**EXERCISE MATERIAL**.
——————

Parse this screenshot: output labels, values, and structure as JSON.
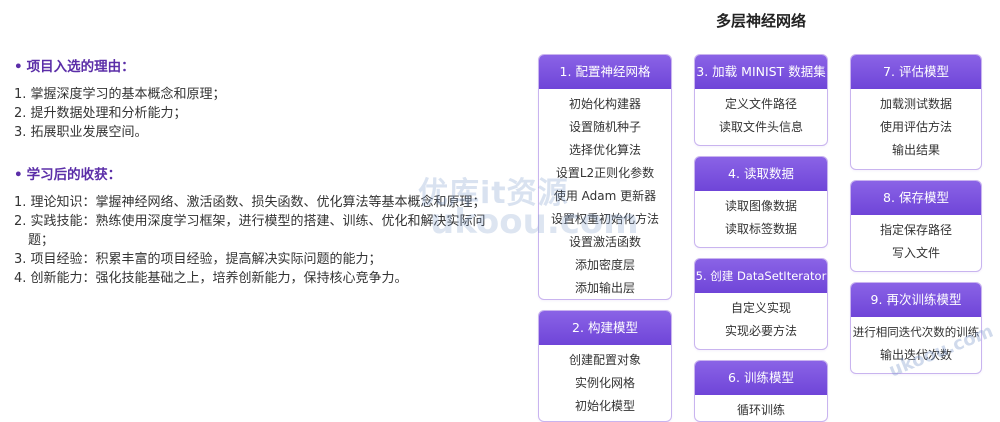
{
  "left": {
    "section1": {
      "bullet": "•",
      "title": "项目入选的理由：",
      "items": [
        "1. 掌握深度学习的基本概念和原理；",
        "2. 提升数据处理和分析能力；",
        "3. 拓展职业发展空间。"
      ]
    },
    "section2": {
      "bullet": "•",
      "title": "学习后的收获：",
      "items": [
        "1. 理论知识：掌握神经网络、激活函数、损失函数、优化算法等基本概念和原理；",
        "2. 实践技能：熟练使用深度学习框架，进行模型的搭建、训练、优化和解决实际问",
        "题；",
        "3. 项目经验：积累丰富的项目经验，提高解决实际问题的能力；",
        "4. 创新能力：强化技能基础之上，培养创新能力，保持核心竞争力。"
      ]
    }
  },
  "diagram": {
    "title": "多层神经网络",
    "cards": [
      {
        "title": "1. 配置神经网格",
        "items": [
          "初始化构建器",
          "设置随机种子",
          "选择优化算法",
          "设置L2正则化参数",
          "使用 Adam 更新器",
          "设置权重初始化方法",
          "设置激活函数",
          "添加密度层",
          "添加输出层"
        ]
      },
      {
        "title": "2. 构建模型",
        "items": [
          "创建配置对象",
          "实例化网格",
          "初始化模型"
        ]
      },
      {
        "title": "3. 加载 MINIST 数据集",
        "items": [
          "定义文件路径",
          "读取文件头信息"
        ]
      },
      {
        "title": "4. 读取数据",
        "items": [
          "读取图像数据",
          "读取标签数据"
        ]
      },
      {
        "title": "5. 创建 DataSetIterator",
        "items": [
          "自定义实现",
          "实现必要方法"
        ]
      },
      {
        "title": "6. 训练模型",
        "items": [
          "循环训练"
        ]
      },
      {
        "title": "7. 评估模型",
        "items": [
          "加载测试数据",
          "使用评估方法",
          "输出结果"
        ]
      },
      {
        "title": "8. 保存模型",
        "items": [
          "指定保存路径",
          "写入文件"
        ]
      },
      {
        "title": "9. 再次训练模型",
        "items": [
          "进行相同迭代次数的训练",
          "输出迭代次数"
        ]
      }
    ]
  },
  "watermark": {
    "text1": "优库it资源",
    "text2": "ukoou.com",
    "text3": "ukoou.com"
  }
}
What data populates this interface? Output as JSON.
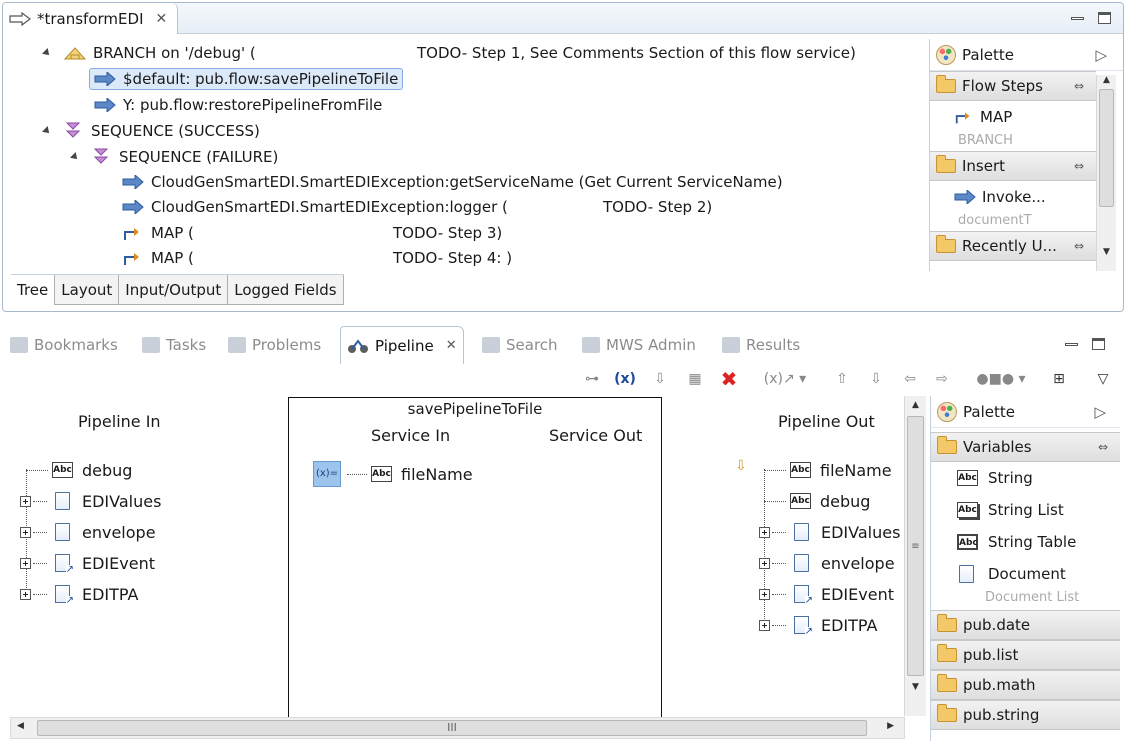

——————

Pull out all lines containing the word "JSON" from the entries above.

**RESPONSE TO THE TASK**.
Parse this screenshot: output labels, values, and structure as JSON.
What data populates this interface? Output as JSON.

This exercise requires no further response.